#### Provided records
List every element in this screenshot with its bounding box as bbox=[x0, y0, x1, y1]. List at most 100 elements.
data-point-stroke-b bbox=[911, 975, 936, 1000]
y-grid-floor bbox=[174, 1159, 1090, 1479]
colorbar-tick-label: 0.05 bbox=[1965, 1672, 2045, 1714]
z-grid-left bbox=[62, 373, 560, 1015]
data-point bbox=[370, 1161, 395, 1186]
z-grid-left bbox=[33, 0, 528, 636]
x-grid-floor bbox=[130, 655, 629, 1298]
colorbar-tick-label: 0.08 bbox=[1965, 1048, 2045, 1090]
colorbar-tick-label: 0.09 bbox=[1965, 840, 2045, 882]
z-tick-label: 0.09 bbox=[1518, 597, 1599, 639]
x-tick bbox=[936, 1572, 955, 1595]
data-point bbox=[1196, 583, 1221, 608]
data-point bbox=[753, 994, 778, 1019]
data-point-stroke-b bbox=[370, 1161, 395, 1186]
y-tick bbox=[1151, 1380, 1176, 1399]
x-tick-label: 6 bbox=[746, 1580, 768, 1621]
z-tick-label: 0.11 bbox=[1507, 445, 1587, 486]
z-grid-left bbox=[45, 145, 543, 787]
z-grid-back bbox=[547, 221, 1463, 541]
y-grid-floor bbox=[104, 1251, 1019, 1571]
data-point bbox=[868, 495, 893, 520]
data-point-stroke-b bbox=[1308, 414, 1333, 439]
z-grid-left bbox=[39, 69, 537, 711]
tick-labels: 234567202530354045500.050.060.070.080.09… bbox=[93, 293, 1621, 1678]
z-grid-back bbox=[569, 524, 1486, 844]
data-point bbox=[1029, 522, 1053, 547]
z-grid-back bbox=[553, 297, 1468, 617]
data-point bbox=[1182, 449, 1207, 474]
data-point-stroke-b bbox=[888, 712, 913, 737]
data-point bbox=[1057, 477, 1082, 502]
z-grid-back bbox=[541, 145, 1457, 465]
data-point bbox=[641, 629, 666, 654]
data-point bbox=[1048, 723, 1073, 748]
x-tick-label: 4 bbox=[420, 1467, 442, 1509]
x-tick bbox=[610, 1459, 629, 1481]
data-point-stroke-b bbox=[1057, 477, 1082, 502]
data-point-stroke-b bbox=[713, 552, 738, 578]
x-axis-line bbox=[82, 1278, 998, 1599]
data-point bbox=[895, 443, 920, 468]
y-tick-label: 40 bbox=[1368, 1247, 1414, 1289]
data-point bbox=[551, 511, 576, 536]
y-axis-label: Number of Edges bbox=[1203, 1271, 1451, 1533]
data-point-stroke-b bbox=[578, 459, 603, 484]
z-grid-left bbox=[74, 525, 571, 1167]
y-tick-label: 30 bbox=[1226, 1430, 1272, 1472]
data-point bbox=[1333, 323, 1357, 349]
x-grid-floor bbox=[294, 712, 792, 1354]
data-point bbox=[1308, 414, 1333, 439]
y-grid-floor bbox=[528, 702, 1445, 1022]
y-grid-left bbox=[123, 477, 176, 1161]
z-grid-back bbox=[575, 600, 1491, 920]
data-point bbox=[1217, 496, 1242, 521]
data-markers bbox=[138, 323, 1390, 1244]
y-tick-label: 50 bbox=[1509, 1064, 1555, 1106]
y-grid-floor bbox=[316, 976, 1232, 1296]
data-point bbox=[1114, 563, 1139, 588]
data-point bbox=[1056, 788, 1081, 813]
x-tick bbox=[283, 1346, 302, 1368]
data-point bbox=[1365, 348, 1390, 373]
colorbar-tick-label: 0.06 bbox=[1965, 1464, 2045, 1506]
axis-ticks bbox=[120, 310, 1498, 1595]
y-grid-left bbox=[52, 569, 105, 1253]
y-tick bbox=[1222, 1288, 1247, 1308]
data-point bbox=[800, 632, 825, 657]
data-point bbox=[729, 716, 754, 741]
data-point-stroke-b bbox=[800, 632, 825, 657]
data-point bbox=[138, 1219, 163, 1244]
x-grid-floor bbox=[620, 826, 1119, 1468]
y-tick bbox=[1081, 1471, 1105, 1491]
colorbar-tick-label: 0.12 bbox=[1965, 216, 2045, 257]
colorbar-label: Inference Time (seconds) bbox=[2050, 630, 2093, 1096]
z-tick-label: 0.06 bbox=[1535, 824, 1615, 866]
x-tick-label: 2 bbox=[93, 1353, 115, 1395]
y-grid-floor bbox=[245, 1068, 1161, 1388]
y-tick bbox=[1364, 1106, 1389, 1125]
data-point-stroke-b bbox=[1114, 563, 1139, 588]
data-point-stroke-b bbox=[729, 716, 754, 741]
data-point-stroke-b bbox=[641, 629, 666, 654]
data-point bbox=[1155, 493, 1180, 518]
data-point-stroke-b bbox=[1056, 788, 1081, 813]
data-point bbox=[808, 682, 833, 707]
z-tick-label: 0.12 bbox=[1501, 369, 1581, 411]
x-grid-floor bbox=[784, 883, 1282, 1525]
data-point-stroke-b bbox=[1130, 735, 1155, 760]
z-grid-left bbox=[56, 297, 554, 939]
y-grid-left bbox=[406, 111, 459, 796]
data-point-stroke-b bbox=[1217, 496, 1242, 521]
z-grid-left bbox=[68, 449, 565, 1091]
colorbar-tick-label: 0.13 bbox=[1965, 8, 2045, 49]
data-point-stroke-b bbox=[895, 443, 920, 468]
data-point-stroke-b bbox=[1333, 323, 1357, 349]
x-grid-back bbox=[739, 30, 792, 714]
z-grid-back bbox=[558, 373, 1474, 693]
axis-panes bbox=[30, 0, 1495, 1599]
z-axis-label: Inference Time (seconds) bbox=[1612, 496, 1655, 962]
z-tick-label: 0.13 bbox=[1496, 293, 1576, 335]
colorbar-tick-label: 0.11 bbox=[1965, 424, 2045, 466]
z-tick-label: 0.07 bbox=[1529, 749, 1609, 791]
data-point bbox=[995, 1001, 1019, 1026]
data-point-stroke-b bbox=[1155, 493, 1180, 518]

* * *

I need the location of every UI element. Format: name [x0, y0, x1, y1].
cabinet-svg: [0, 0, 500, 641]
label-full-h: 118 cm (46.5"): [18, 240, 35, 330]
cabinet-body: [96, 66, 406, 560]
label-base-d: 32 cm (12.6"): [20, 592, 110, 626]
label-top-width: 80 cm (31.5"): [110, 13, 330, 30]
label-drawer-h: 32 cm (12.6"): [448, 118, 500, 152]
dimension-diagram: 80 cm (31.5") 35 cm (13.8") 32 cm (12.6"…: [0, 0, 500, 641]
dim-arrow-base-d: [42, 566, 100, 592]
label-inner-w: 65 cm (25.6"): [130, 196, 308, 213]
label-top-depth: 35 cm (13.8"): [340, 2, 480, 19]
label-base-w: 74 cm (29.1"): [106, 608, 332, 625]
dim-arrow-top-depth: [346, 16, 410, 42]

#### What is asked
Repeat the lines of the listing between the line holding "I need the location" and the line holding "label-drawer-h: 32 cm", inclusive.

#### Exercise output
I need the location of every UI element. Format: name [x0, y0, x1, y1].
cabinet-svg: [0, 0, 500, 641]
label-full-h: 118 cm (46.5"): [18, 240, 35, 330]
cabinet-body: [96, 66, 406, 560]
label-base-d: 32 cm (12.6"): [20, 592, 110, 626]
label-top-width: 80 cm (31.5"): [110, 13, 330, 30]
label-drawer-h: 32 cm (12.6"): [448, 118, 500, 152]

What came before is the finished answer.